_Available data_:
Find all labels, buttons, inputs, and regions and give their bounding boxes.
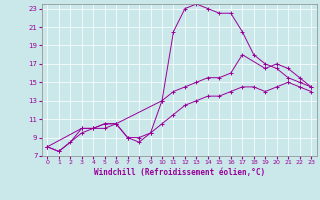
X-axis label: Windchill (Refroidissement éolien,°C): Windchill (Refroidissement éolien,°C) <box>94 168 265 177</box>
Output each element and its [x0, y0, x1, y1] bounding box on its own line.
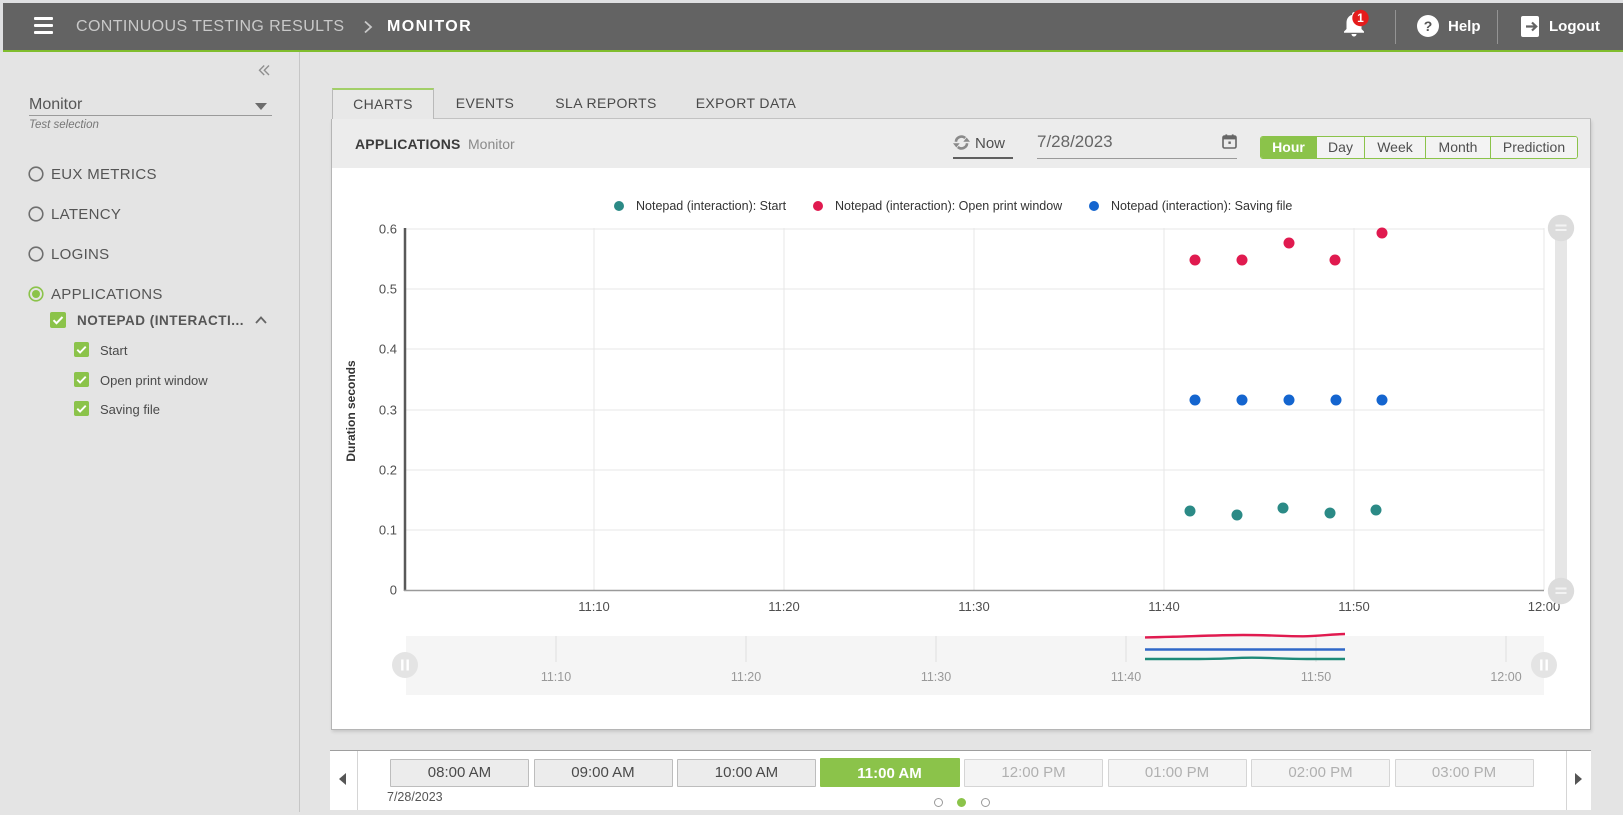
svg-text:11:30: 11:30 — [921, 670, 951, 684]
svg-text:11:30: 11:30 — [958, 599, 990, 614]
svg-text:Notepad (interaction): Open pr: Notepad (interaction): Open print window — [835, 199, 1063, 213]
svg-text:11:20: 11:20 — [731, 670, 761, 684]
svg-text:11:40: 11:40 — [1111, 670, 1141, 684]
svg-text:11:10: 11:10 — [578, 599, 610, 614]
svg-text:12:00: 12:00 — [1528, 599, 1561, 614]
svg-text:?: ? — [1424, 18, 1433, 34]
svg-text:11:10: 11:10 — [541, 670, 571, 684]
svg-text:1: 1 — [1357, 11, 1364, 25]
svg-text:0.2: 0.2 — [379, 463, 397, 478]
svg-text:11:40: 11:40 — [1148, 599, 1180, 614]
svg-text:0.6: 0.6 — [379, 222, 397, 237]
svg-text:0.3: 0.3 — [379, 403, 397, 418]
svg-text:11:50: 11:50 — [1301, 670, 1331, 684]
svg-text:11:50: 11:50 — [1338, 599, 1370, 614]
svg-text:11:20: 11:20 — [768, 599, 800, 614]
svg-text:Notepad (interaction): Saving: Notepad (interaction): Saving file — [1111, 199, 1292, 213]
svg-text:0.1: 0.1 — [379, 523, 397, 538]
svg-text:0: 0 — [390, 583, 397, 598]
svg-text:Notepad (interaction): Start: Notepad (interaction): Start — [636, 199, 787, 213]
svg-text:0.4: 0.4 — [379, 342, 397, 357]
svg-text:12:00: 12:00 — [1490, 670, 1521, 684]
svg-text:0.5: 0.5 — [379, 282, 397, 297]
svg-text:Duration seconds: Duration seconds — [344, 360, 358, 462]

_Given instruction_:
Please quote every row above verbatim, leaving the pictures out of your answer.

_Answer to this exercise_:
Find all labels, buttons, inputs, and regions and give their bounding boxes.
X-axis label: Windchill (Refroidissement éolien,°C): Windchill (Refroidissement éolien,°C) <box>94 168 265 177</box>
Output each element and its [x0, y0, x1, y1] bounding box on its own line.
svg-text:11:30: 11:30 — [921, 670, 951, 684]
svg-text:11:30: 11:30 — [958, 599, 990, 614]
svg-text:Notepad (interaction): Open pr: Notepad (interaction): Open print window — [835, 199, 1063, 213]
svg-text:11:20: 11:20 — [731, 670, 761, 684]
svg-text:11:40: 11:40 — [1111, 670, 1141, 684]
svg-text:11:10: 11:10 — [578, 599, 610, 614]
svg-text:12:00: 12:00 — [1528, 599, 1561, 614]
svg-text:?: ? — [1424, 18, 1433, 34]
svg-text:11:10: 11:10 — [541, 670, 571, 684]
svg-text:1: 1 — [1357, 11, 1364, 25]
svg-text:0.2: 0.2 — [379, 463, 397, 478]
svg-text:11:40: 11:40 — [1148, 599, 1180, 614]
svg-text:0.6: 0.6 — [379, 222, 397, 237]
svg-text:0.3: 0.3 — [379, 403, 397, 418]
svg-text:11:50: 11:50 — [1301, 670, 1331, 684]
svg-text:11:50: 11:50 — [1338, 599, 1370, 614]
svg-text:11:20: 11:20 — [768, 599, 800, 614]
svg-text:Notepad (interaction): Saving: Notepad (interaction): Saving file — [1111, 199, 1292, 213]
svg-text:0.1: 0.1 — [379, 523, 397, 538]
svg-text:0: 0 — [390, 583, 397, 598]
svg-text:Notepad (interaction): Start: Notepad (interaction): Start — [636, 199, 787, 213]
svg-text:0.4: 0.4 — [379, 342, 397, 357]
svg-text:12:00: 12:00 — [1490, 670, 1521, 684]
svg-text:0.5: 0.5 — [379, 282, 397, 297]
svg-text:Duration seconds: Duration seconds — [344, 360, 358, 462]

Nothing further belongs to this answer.